■ What is asked ■
Gather every line holding the string "tail".

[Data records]
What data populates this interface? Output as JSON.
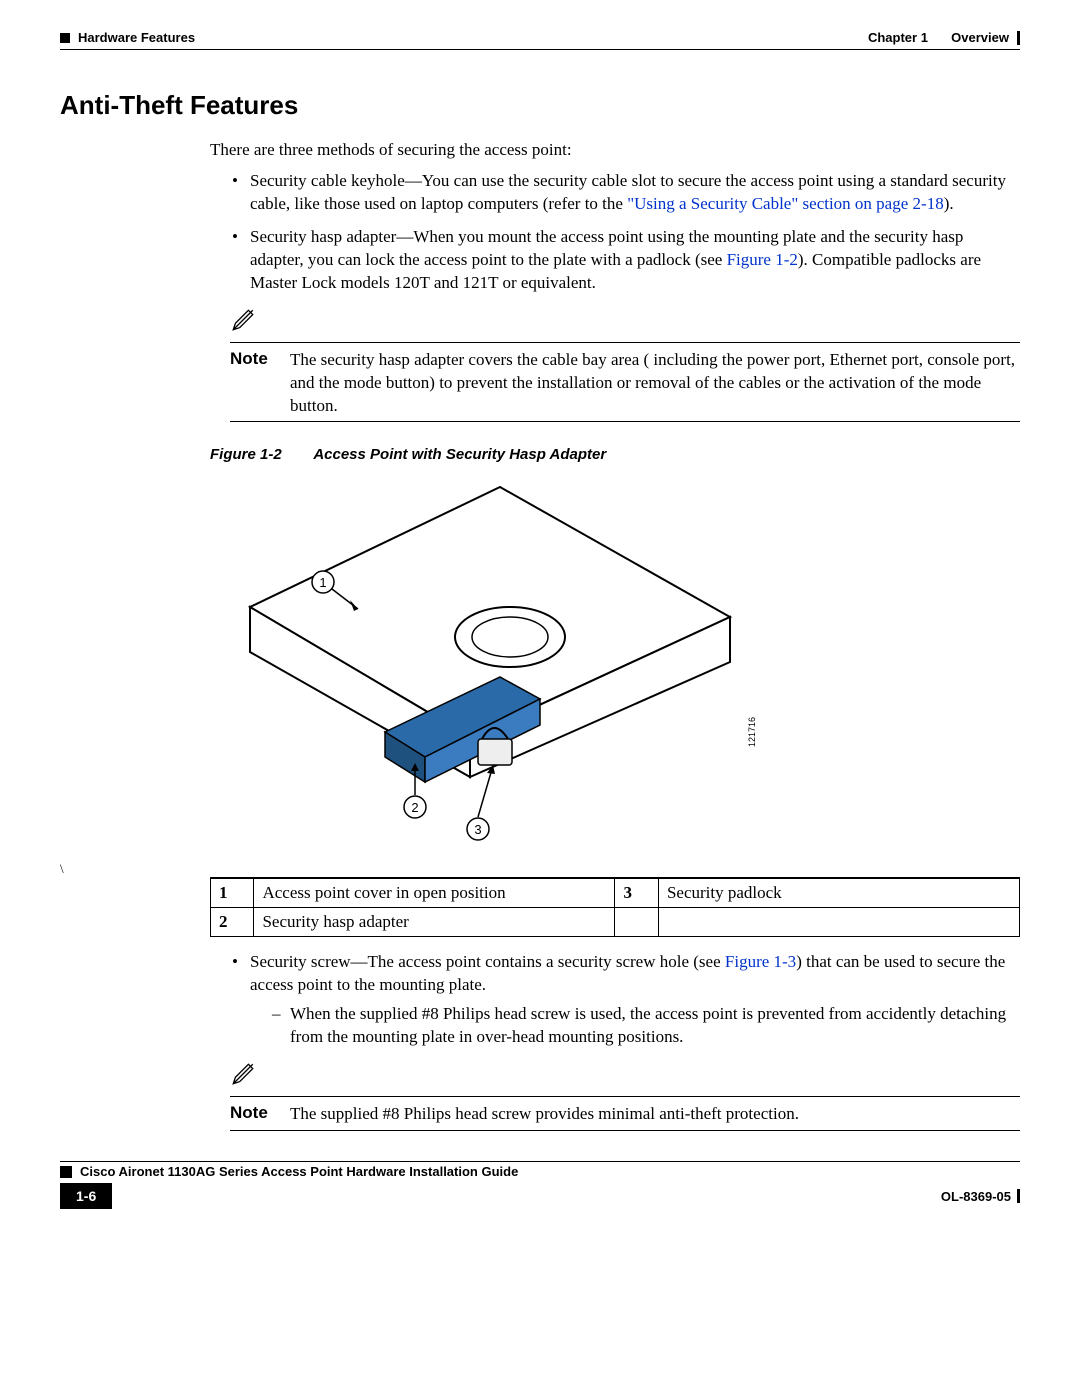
{
  "header": {
    "section_left": "Hardware Features",
    "chapter_label": "Chapter 1",
    "chapter_title": "Overview"
  },
  "section_heading": "Anti-Theft Features",
  "intro": "There are three methods of securing the access point:",
  "bullet1": {
    "lead": "Security cable keyhole—You can use the security cable slot to secure the access point using a standard security cable, like those used on laptop computers (refer to the ",
    "link_text": "\"Using a Security Cable\" section on page 2-18",
    "tail": ")."
  },
  "bullet2": {
    "lead": "Security hasp adapter—When you mount the access point using the mounting plate and the security hasp adapter, you can lock the access point to the plate with a padlock (see ",
    "link_text": "Figure 1-2",
    "tail": "). Compatible padlocks are Master Lock models 120T and 121T or equivalent."
  },
  "note1": {
    "label": "Note",
    "body": "The security hasp adapter covers the cable bay area ( including the power port, Ethernet port, console port, and the mode button) to prevent the installation or removal of the cables or the activation of the mode button."
  },
  "figure": {
    "num": "Figure 1-2",
    "title": "Access Point with Security Hasp Adapter",
    "callouts": {
      "c1": "1",
      "c2": "2",
      "c3": "3"
    },
    "image_id": "121716"
  },
  "stray_char": "\\",
  "legend": {
    "r1n": "1",
    "r1t": "Access point cover in open position",
    "r2n": "3",
    "r2t": "Security padlock",
    "r3n": "2",
    "r3t": "Security hasp adapter"
  },
  "bullet3": {
    "lead": "Security screw—The access point contains a security screw hole (see ",
    "link_text": "Figure 1-3",
    "tail": ") that can be used to secure the access point to the mounting plate."
  },
  "dash1": "When the supplied #8 Philips head screw is used, the access point is prevented from accidently detaching from the mounting plate in over-head mounting positions.",
  "note2": {
    "label": "Note",
    "body": "The supplied #8 Philips head screw provides minimal anti-theft protection."
  },
  "footer": {
    "doc_title": "Cisco Aironet 1130AG Series Access Point Hardware Installation Guide",
    "page_num": "1-6",
    "doc_id": "OL-8369-05"
  }
}
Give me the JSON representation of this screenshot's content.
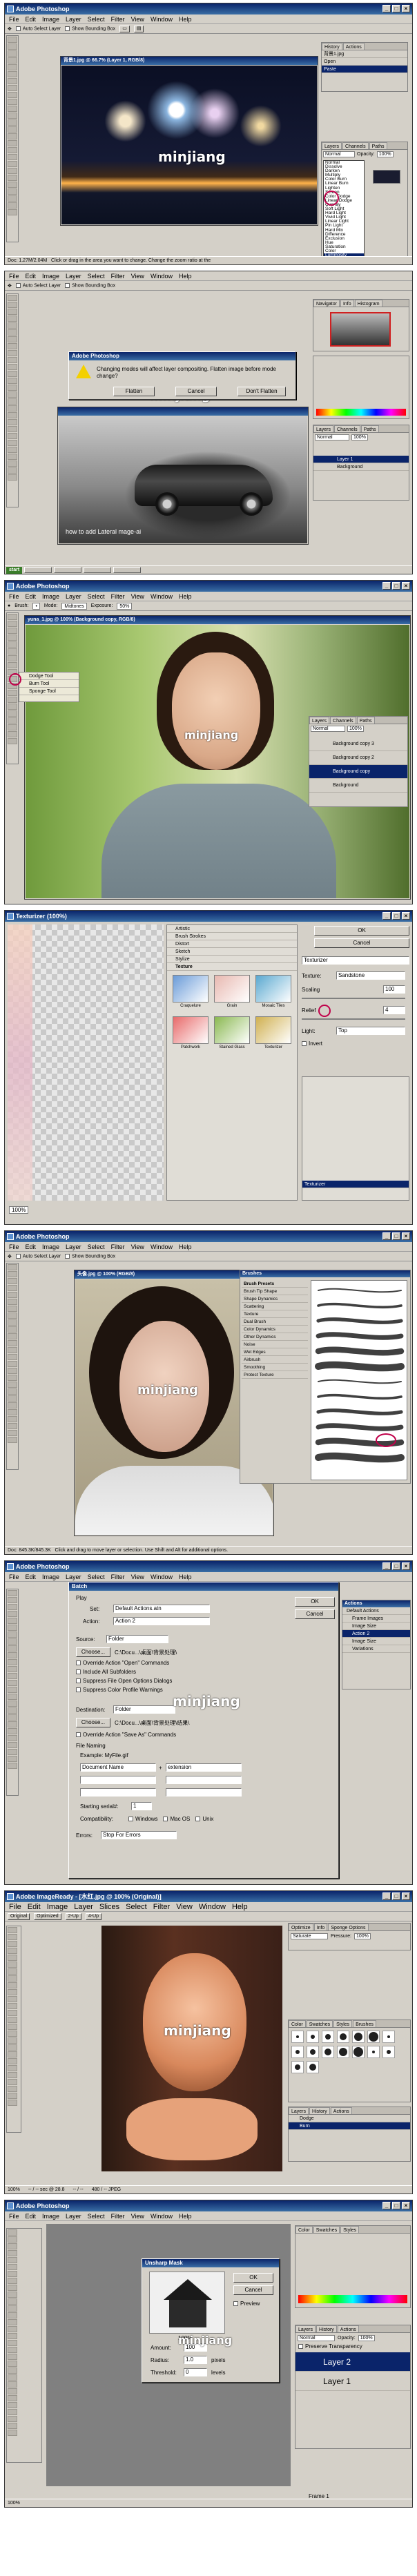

■ Finished exercise ■
    "tail": ")."
    "tail": "). Compatible padlocks are Master Lock models 120T and 121T or equivalent."
    "tail": ") that can be used to secure the access point to the mounting plate."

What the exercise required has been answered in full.